*** Records supplied Section Begins ***

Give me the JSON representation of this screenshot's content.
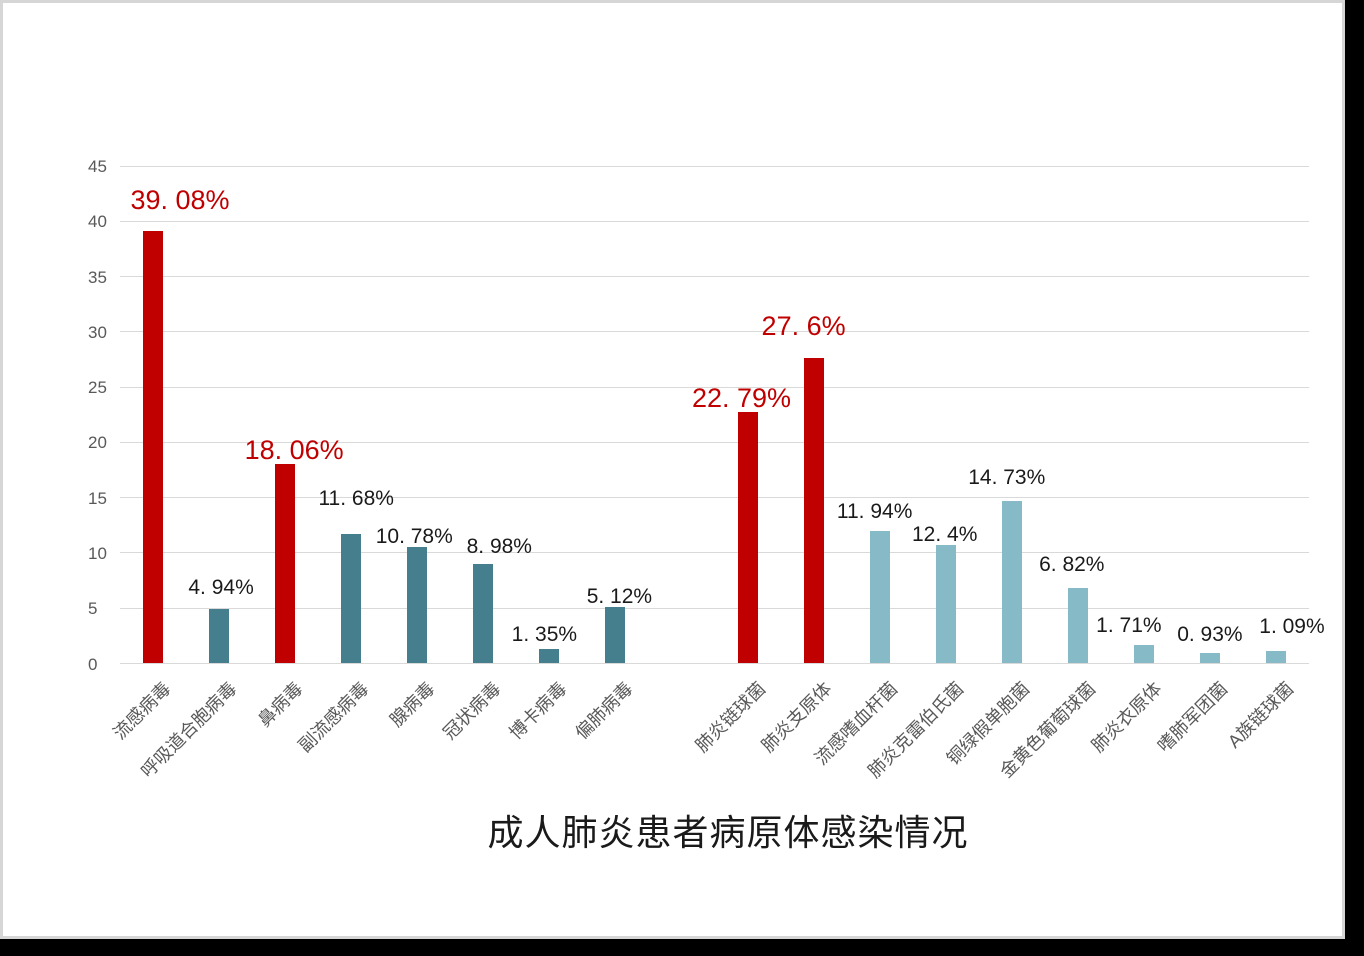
{
  "chart_data": {
    "type": "bar",
    "title": "成人肺炎患者病原体感染情况",
    "xlabel": "",
    "ylabel": "",
    "ylim": [
      0,
      45
    ],
    "yticks": [
      0,
      5,
      10,
      15,
      20,
      25,
      30,
      35,
      40,
      45
    ],
    "grid": true,
    "legend": "none",
    "slots_total": 18,
    "gap_slot": 8,
    "palette": {
      "highlight_red": "#c00000",
      "virus_teal": "#457f8e",
      "bacteria_blue": "#86bac7",
      "gridline": "#d9d9d9",
      "axis_text": "#595959",
      "value_text": "#1a1a1a"
    },
    "bars": [
      {
        "slot": 0,
        "category": "流感病毒",
        "value": 39.08,
        "label": "39. 08%",
        "color": "#c00000",
        "emphasis": true
      },
      {
        "slot": 1,
        "category": "呼吸道合胞病毒",
        "value": 4.94,
        "label": "4. 94%",
        "color": "#457f8e",
        "emphasis": false
      },
      {
        "slot": 2,
        "category": "鼻病毒",
        "value": 18.06,
        "label": "18. 06%",
        "color": "#c00000",
        "emphasis": true
      },
      {
        "slot": 3,
        "category": "副流感病毒",
        "value": 11.68,
        "label": "11. 68%",
        "color": "#457f8e",
        "emphasis": false
      },
      {
        "slot": 4,
        "category": "腺病毒",
        "value": 10.78,
        "label": "10. 78%",
        "color": "#457f8e",
        "emphasis": false
      },
      {
        "slot": 5,
        "category": "冠状病毒",
        "value": 8.98,
        "label": "8. 98%",
        "color": "#457f8e",
        "emphasis": false
      },
      {
        "slot": 6,
        "category": "博卡病毒",
        "value": 1.35,
        "label": "1. 35%",
        "color": "#457f8e",
        "emphasis": false
      },
      {
        "slot": 7,
        "category": "偏肺病毒",
        "value": 5.12,
        "label": "5. 12%",
        "color": "#457f8e",
        "emphasis": false
      },
      {
        "slot": 9,
        "category": "肺炎链球菌",
        "value": 22.79,
        "label": "22. 79%",
        "color": "#c00000",
        "emphasis": true
      },
      {
        "slot": 10,
        "category": "肺炎支原体",
        "value": 27.6,
        "label": "27. 6%",
        "color": "#c00000",
        "emphasis": true
      },
      {
        "slot": 11,
        "category": "流感嗜血杆菌",
        "value": 11.94,
        "label": "11. 94%",
        "color": "#86bac7",
        "emphasis": false
      },
      {
        "slot": 12,
        "category": "肺炎克雷伯氏菌",
        "value": 12.4,
        "label": "12. 4%",
        "color": "#86bac7",
        "emphasis": false
      },
      {
        "slot": 13,
        "category": "铜绿假单胞菌",
        "value": 14.73,
        "label": "14. 73%",
        "color": "#86bac7",
        "emphasis": false
      },
      {
        "slot": 14,
        "category": "金黄色葡萄球菌",
        "value": 6.82,
        "label": "6. 82%",
        "color": "#86bac7",
        "emphasis": false
      },
      {
        "slot": 15,
        "category": "肺炎衣原体",
        "value": 1.71,
        "label": "1. 71%",
        "color": "#86bac7",
        "emphasis": false
      },
      {
        "slot": 16,
        "category": "嗜肺军团菌",
        "value": 0.93,
        "label": "0. 93%",
        "color": "#86bac7",
        "emphasis": false
      },
      {
        "slot": 17,
        "category": "A族链球菌",
        "value": 1.09,
        "label": "1. 09%",
        "color": "#86bac7",
        "emphasis": false
      }
    ]
  }
}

*** Records supplied Section Ends ***

_Exercise_. The records above are to be restated word for word, excluding all pictures.

_Answer section_.
Give me the JSON representation of this screenshot's content.
{
  "chart_data": {
    "type": "bar",
    "title": "成人肺炎患者病原体感染情况",
    "xlabel": "",
    "ylabel": "",
    "ylim": [
      0,
      45
    ],
    "yticks": [
      0,
      5,
      10,
      15,
      20,
      25,
      30,
      35,
      40,
      45
    ],
    "grid": true,
    "legend": "none",
    "slots_total": 18,
    "gap_slot": 8,
    "palette": {
      "highlight_red": "#c00000",
      "virus_teal": "#457f8e",
      "bacteria_blue": "#86bac7",
      "gridline": "#d9d9d9",
      "axis_text": "#595959",
      "value_text": "#1a1a1a"
    },
    "bars": [
      {
        "slot": 0,
        "category": "流感病毒",
        "value": 39.08,
        "label": "39. 08%",
        "color": "#c00000",
        "emphasis": true
      },
      {
        "slot": 1,
        "category": "呼吸道合胞病毒",
        "value": 4.94,
        "label": "4. 94%",
        "color": "#457f8e",
        "emphasis": false
      },
      {
        "slot": 2,
        "category": "鼻病毒",
        "value": 18.06,
        "label": "18. 06%",
        "color": "#c00000",
        "emphasis": true
      },
      {
        "slot": 3,
        "category": "副流感病毒",
        "value": 11.68,
        "label": "11. 68%",
        "color": "#457f8e",
        "emphasis": false
      },
      {
        "slot": 4,
        "category": "腺病毒",
        "value": 10.78,
        "label": "10. 78%",
        "color": "#457f8e",
        "emphasis": false
      },
      {
        "slot": 5,
        "category": "冠状病毒",
        "value": 8.98,
        "label": "8. 98%",
        "color": "#457f8e",
        "emphasis": false
      },
      {
        "slot": 6,
        "category": "博卡病毒",
        "value": 1.35,
        "label": "1. 35%",
        "color": "#457f8e",
        "emphasis": false
      },
      {
        "slot": 7,
        "category": "偏肺病毒",
        "value": 5.12,
        "label": "5. 12%",
        "color": "#457f8e",
        "emphasis": false
      },
      {
        "slot": 9,
        "category": "肺炎链球菌",
        "value": 22.79,
        "label": "22. 79%",
        "color": "#c00000",
        "emphasis": true
      },
      {
        "slot": 10,
        "category": "肺炎支原体",
        "value": 27.6,
        "label": "27. 6%",
        "color": "#c00000",
        "emphasis": true
      },
      {
        "slot": 11,
        "category": "流感嗜血杆菌",
        "value": 11.94,
        "label": "11. 94%",
        "color": "#86bac7",
        "emphasis": false
      },
      {
        "slot": 12,
        "category": "肺炎克雷伯氏菌",
        "value": 12.4,
        "label": "12. 4%",
        "color": "#86bac7",
        "emphasis": false
      },
      {
        "slot": 13,
        "category": "铜绿假单胞菌",
        "value": 14.73,
        "label": "14. 73%",
        "color": "#86bac7",
        "emphasis": false
      },
      {
        "slot": 14,
        "category": "金黄色葡萄球菌",
        "value": 6.82,
        "label": "6. 82%",
        "color": "#86bac7",
        "emphasis": false
      },
      {
        "slot": 15,
        "category": "肺炎衣原体",
        "value": 1.71,
        "label": "1. 71%",
        "color": "#86bac7",
        "emphasis": false
      },
      {
        "slot": 16,
        "category": "嗜肺军团菌",
        "value": 0.93,
        "label": "0. 93%",
        "color": "#86bac7",
        "emphasis": false
      },
      {
        "slot": 17,
        "category": "A族链球菌",
        "value": 1.09,
        "label": "1. 09%",
        "color": "#86bac7",
        "emphasis": false
      }
    ]
  }
}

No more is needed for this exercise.